▶ _EXERCISE GOAL_
Every record must appear in your reply exactly as written.

▶ _RECORDS FOR THIS TASK_
+-------+
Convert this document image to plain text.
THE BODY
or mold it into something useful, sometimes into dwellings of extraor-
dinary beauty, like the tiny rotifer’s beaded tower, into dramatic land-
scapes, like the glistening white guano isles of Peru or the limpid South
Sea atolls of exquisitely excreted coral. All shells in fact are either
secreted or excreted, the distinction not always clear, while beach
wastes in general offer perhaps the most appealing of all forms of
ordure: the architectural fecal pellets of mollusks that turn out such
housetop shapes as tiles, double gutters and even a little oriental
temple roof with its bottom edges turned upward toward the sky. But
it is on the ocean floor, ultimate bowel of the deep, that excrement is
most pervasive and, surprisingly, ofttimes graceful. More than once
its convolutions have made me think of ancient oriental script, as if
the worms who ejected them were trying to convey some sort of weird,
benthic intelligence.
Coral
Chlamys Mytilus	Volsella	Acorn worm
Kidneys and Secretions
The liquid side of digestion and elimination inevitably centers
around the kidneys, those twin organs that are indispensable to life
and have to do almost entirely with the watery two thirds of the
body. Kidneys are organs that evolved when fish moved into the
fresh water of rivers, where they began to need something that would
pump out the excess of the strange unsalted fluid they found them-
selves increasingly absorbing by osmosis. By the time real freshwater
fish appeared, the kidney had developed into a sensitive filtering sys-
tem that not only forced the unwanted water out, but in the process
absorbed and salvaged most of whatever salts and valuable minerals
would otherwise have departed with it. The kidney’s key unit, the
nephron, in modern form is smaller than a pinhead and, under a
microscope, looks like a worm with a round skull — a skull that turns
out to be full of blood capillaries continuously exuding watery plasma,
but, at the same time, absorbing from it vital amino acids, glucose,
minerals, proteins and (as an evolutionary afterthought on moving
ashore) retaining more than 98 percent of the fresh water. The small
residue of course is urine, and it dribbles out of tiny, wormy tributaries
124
+-------+
▶ _ANSWER FOR THIS EXERCISE_
Convert this document image to plain text.
THE BODY
or mold it into something useful, sometimes into dwellings of extraor-
dinary beauty, like the tiny rotifer’s beaded tower, into dramatic land-
scapes, like the glistening white guano isles of Peru or the limpid South
Sea atolls of exquisitely excreted coral. All shells in fact are either
secreted or excreted, the distinction not always clear, while beach
wastes in general offer perhaps the most appealing of all forms of
ordure: the architectural fecal pellets of mollusks that turn out such
housetop shapes as tiles, double gutters and even a little oriental
temple roof with its bottom edges turned upward toward the sky. But
it is on the ocean floor, ultimate bowel of the deep, that excrement is
most pervasive and, surprisingly, ofttimes graceful. More than once
its convolutions have made me think of ancient oriental script, as if
the worms who ejected them were trying to convey some sort of weird,
benthic intelligence.
Coral
Chlamys Mytilus	Volsella	Acorn worm
Kidneys and Secretions
The liquid side of digestion and elimination inevitably centers
around the kidneys, those twin organs that are indispensable to life
and have to do almost entirely with the watery two thirds of the
body. Kidneys are organs that evolved when fish moved into the
fresh water of rivers, where they began to need something that would
pump out the excess of the strange unsalted fluid they found them-
selves increasingly absorbing by osmosis. By the time real freshwater
fish appeared, the kidney had developed into a sensitive filtering sys-
tem that not only forced the unwanted water out, but in the process
absorbed and salvaged most of whatever salts and valuable minerals
would otherwise have departed with it. The kidney’s key unit, the
nephron, in modern form is smaller than a pinhead and, under a
microscope, looks like a worm with a round skull — a skull that turns
out to be full of blood capillaries continuously exuding watery plasma,
but, at the same time, absorbing from it vital amino acids, glucose,
minerals, proteins and (as an evolutionary afterthought on moving
ashore) retaining more than 98 percent of the fresh water. The small
residue of course is urine, and it dribbles out of tiny, wormy tributaries
124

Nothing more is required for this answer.